# SET TASK
Reproduce the listing below verbatim.

++++++++++

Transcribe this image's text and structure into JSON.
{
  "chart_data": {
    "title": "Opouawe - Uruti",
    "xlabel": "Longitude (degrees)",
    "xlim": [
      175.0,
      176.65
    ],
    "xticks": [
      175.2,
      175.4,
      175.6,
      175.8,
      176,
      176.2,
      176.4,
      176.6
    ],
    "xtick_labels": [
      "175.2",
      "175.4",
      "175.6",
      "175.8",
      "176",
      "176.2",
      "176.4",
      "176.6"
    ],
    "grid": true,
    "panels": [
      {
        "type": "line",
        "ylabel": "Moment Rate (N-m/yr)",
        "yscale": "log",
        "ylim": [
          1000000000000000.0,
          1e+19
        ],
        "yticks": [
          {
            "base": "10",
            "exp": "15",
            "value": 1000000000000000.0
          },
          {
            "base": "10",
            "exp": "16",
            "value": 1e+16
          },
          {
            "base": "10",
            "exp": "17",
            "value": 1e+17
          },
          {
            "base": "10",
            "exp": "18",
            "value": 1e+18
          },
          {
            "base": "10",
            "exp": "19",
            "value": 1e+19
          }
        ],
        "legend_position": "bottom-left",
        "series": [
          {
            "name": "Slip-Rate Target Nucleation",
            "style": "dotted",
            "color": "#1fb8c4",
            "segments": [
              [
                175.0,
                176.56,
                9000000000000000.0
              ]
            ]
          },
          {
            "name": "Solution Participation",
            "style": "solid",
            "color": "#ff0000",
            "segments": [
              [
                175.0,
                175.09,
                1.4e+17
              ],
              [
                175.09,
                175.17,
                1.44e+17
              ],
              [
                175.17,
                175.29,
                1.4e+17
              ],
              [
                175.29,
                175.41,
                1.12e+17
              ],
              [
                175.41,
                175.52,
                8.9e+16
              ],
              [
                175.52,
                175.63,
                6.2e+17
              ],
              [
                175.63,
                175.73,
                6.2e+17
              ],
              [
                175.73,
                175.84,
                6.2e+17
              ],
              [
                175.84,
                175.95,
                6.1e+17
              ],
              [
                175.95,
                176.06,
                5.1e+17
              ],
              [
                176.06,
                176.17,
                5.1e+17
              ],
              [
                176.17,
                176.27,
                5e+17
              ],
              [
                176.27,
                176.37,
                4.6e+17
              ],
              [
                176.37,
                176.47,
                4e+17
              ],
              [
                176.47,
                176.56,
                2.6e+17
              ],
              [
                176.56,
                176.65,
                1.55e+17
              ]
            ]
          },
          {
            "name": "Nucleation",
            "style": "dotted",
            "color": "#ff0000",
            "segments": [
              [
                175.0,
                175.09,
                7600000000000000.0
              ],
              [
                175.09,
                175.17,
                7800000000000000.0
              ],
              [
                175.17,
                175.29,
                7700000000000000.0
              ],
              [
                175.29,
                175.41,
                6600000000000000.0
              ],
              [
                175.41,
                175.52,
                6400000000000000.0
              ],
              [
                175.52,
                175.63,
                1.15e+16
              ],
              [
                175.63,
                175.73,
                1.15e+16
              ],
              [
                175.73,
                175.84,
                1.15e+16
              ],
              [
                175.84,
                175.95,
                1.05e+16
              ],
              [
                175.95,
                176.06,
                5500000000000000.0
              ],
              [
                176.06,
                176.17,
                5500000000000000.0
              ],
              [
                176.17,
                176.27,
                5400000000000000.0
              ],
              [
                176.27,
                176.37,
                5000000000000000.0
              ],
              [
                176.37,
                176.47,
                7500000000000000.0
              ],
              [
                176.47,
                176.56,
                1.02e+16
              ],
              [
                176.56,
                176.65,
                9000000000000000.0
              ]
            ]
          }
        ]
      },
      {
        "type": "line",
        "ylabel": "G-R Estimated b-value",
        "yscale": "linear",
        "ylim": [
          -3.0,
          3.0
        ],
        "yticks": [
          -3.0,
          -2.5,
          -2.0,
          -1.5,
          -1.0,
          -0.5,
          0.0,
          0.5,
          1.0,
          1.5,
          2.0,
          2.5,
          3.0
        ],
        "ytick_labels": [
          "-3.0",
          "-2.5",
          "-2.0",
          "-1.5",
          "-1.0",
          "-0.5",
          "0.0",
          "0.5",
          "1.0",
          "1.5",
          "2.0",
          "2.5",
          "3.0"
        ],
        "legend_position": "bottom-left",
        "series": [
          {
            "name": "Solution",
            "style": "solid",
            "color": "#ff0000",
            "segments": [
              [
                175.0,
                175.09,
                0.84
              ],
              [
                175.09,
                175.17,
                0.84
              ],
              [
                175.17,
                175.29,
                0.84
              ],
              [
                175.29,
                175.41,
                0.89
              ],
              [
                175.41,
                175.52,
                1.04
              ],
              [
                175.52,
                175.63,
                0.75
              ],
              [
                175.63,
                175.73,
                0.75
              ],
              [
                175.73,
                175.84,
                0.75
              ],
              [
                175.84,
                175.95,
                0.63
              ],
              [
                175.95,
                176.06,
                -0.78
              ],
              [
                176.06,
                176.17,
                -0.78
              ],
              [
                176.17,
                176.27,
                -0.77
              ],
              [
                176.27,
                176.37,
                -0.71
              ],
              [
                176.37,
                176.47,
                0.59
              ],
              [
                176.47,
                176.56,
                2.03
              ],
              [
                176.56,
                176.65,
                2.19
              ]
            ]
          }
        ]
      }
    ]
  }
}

++++++++++

# FULL OUTPUT
Transcribe this image's text and structure into JSON.
{
  "chart_data": {
    "title": "Opouawe - Uruti",
    "xlabel": "Longitude (degrees)",
    "xlim": [
      175.0,
      176.65
    ],
    "xticks": [
      175.2,
      175.4,
      175.6,
      175.8,
      176,
      176.2,
      176.4,
      176.6
    ],
    "xtick_labels": [
      "175.2",
      "175.4",
      "175.6",
      "175.8",
      "176",
      "176.2",
      "176.4",
      "176.6"
    ],
    "grid": true,
    "panels": [
      {
        "type": "line",
        "ylabel": "Moment Rate (N-m/yr)",
        "yscale": "log",
        "ylim": [
          1000000000000000.0,
          1e+19
        ],
        "yticks": [
          {
            "base": "10",
            "exp": "15",
            "value": 1000000000000000.0
          },
          {
            "base": "10",
            "exp": "16",
            "value": 1e+16
          },
          {
            "base": "10",
            "exp": "17",
            "value": 1e+17
          },
          {
            "base": "10",
            "exp": "18",
            "value": 1e+18
          },
          {
            "base": "10",
            "exp": "19",
            "value": 1e+19
          }
        ],
        "legend_position": "bottom-left",
        "series": [
          {
            "name": "Slip-Rate Target Nucleation",
            "style": "dotted",
            "color": "#1fb8c4",
            "segments": [
              [
                175.0,
                176.56,
                9000000000000000.0
              ]
            ]
          },
          {
            "name": "Solution Participation",
            "style": "solid",
            "color": "#ff0000",
            "segments": [
              [
                175.0,
                175.09,
                1.4e+17
              ],
              [
                175.09,
                175.17,
                1.44e+17
              ],
              [
                175.17,
                175.29,
                1.4e+17
              ],
              [
                175.29,
                175.41,
                1.12e+17
              ],
              [
                175.41,
                175.52,
                8.9e+16
              ],
              [
                175.52,
                175.63,
                6.2e+17
              ],
              [
                175.63,
                175.73,
                6.2e+17
              ],
              [
                175.73,
                175.84,
                6.2e+17
              ],
              [
                175.84,
                175.95,
                6.1e+17
              ],
              [
                175.95,
                176.06,
                5.1e+17
              ],
              [
                176.06,
                176.17,
                5.1e+17
              ],
              [
                176.17,
                176.27,
                5e+17
              ],
              [
                176.27,
                176.37,
                4.6e+17
              ],
              [
                176.37,
                176.47,
                4e+17
              ],
              [
                176.47,
                176.56,
                2.6e+17
              ],
              [
                176.56,
                176.65,
                1.55e+17
              ]
            ]
          },
          {
            "name": "Nucleation",
            "style": "dotted",
            "color": "#ff0000",
            "segments": [
              [
                175.0,
                175.09,
                7600000000000000.0
              ],
              [
                175.09,
                175.17,
                7800000000000000.0
              ],
              [
                175.17,
                175.29,
                7700000000000000.0
              ],
              [
                175.29,
                175.41,
                6600000000000000.0
              ],
              [
                175.41,
                175.52,
                6400000000000000.0
              ],
              [
                175.52,
                175.63,
                1.15e+16
              ],
              [
                175.63,
                175.73,
                1.15e+16
              ],
              [
                175.73,
                175.84,
                1.15e+16
              ],
              [
                175.84,
                175.95,
                1.05e+16
              ],
              [
                175.95,
                176.06,
                5500000000000000.0
              ],
              [
                176.06,
                176.17,
                5500000000000000.0
              ],
              [
                176.17,
                176.27,
                5400000000000000.0
              ],
              [
                176.27,
                176.37,
                5000000000000000.0
              ],
              [
                176.37,
                176.47,
                7500000000000000.0
              ],
              [
                176.47,
                176.56,
                1.02e+16
              ],
              [
                176.56,
                176.65,
                9000000000000000.0
              ]
            ]
          }
        ]
      },
      {
        "type": "line",
        "ylabel": "G-R Estimated b-value",
        "yscale": "linear",
        "ylim": [
          -3.0,
          3.0
        ],
        "yticks": [
          -3.0,
          -2.5,
          -2.0,
          -1.5,
          -1.0,
          -0.5,
          0.0,
          0.5,
          1.0,
          1.5,
          2.0,
          2.5,
          3.0
        ],
        "ytick_labels": [
          "-3.0",
          "-2.5",
          "-2.0",
          "-1.5",
          "-1.0",
          "-0.5",
          "0.0",
          "0.5",
          "1.0",
          "1.5",
          "2.0",
          "2.5",
          "3.0"
        ],
        "legend_position": "bottom-left",
        "series": [
          {
            "name": "Solution",
            "style": "solid",
            "color": "#ff0000",
            "segments": [
              [
                175.0,
                175.09,
                0.84
              ],
              [
                175.09,
                175.17,
                0.84
              ],
              [
                175.17,
                175.29,
                0.84
              ],
              [
                175.29,
                175.41,
                0.89
              ],
              [
                175.41,
                175.52,
                1.04
              ],
              [
                175.52,
                175.63,
                0.75
              ],
              [
                175.63,
                175.73,
                0.75
              ],
              [
                175.73,
                175.84,
                0.75
              ],
              [
                175.84,
                175.95,
                0.63
              ],
              [
                175.95,
                176.06,
                -0.78
              ],
              [
                176.06,
                176.17,
                -0.78
              ],
              [
                176.17,
                176.27,
                -0.77
              ],
              [
                176.27,
                176.37,
                -0.71
              ],
              [
                176.37,
                176.47,
                0.59
              ],
              [
                176.47,
                176.56,
                2.03
              ],
              [
                176.56,
                176.65,
                2.19
              ]
            ]
          }
        ]
      }
    ]
  }
}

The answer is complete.